→ BRIEF: Gather up all lines that carry the word "Embryology".

Collection entries:
===============

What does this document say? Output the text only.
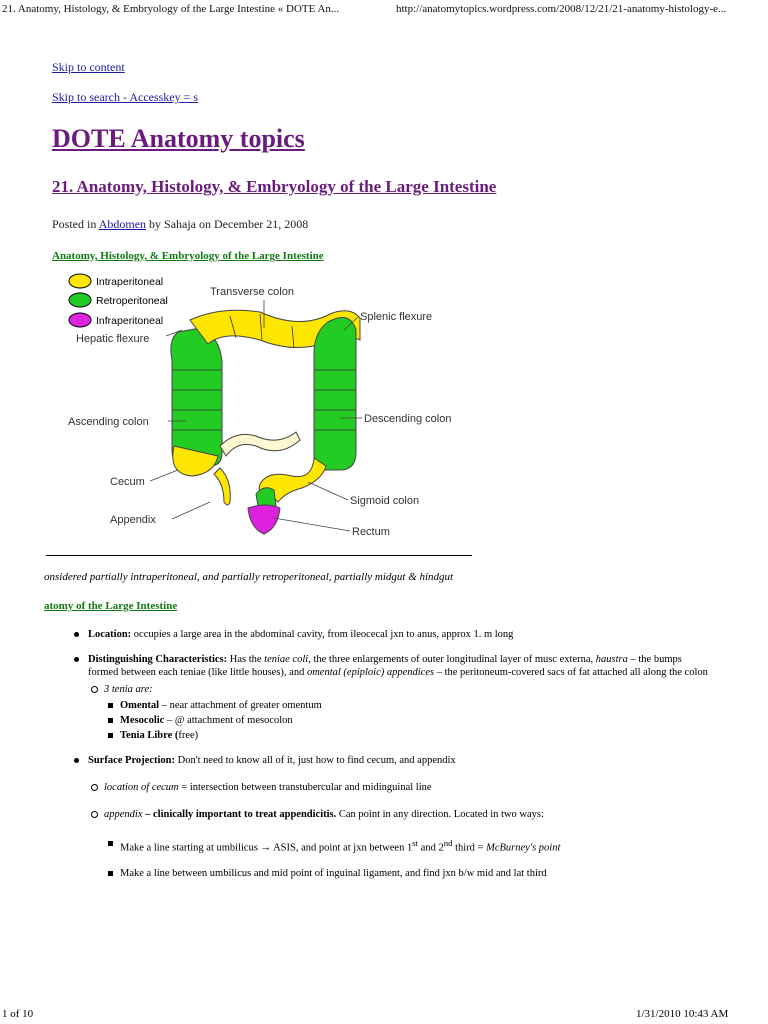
21. Anatomy, Histology, & Embryology of the Large Intestine « DOTE An...	http://anatomytopics.wordpress.com/2008/12/21/21-anatomy-histology-e...
Skip to content
Skip to search - Accesskey = s
DOTE Anatomy topics
21. Anatomy, Histology, & Embryology of the Large Intestine
Posted in Abdomen by Sahaja on December 21, 2008
Anatomy, Histology, & Embryology of the Large Intestine
Intraperitoneal
Retroperitoneal
Infraperitoneal
Transverse colon
Splenic flexure
Hepatic flexure
Ascending colon	Descending colon
Cecum
Sigmoid colon
Appendix
Rectum
onsidered partially intraperitoneal, and partially retroperitoneal, partially midgut & hindgut
atomy of the Large Intestine
Location: occupies a large area in the abdominal cavity, from ileocecal jxn to anus, approx 1. m long
Distinguishing Characteristics: Has the teniae coli, the three enlargements of outer longitudinal layer of musc externa, haustra – the bumps formed between each teniae (like little houses), and omental (epiploic) appendices – the peritoneum-covered sacs of fat attached all along the colon
3 tenia are:
Omental – near attachment of greater omentum
Mesocolic – @ attachment of mesocolon
Tenia Libre (free)
Surface Projection: Don't need to know all of it, just how to find cecum, and appendix
location of cecum = intersection between transtubercular and midinguinal line
appendix – clinically important to treat appendicitis. Can point in any direction. Located in two ways:
Make a line starting at umbilicus → ASIS, and point at jxn between 1st and 2nd third = McBurney's point
Make a line between umbilicus and mid point of inguinal ligament, and find jxn b/w mid and lat third
1 of 10	1/31/2010 10:43 AM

===============

→ ANSWER TO THE TASK:
21. Anatomy, Histology, & Embryology of the Large Intestine « DOTE An...	http://anatomytopics.wordpress.com/2008/12/21/21-anatomy-histology-e...
21. Anatomy, Histology, & Embryology of the Large Intestine
Anatomy, Histology, & Embryology of the Large Intestine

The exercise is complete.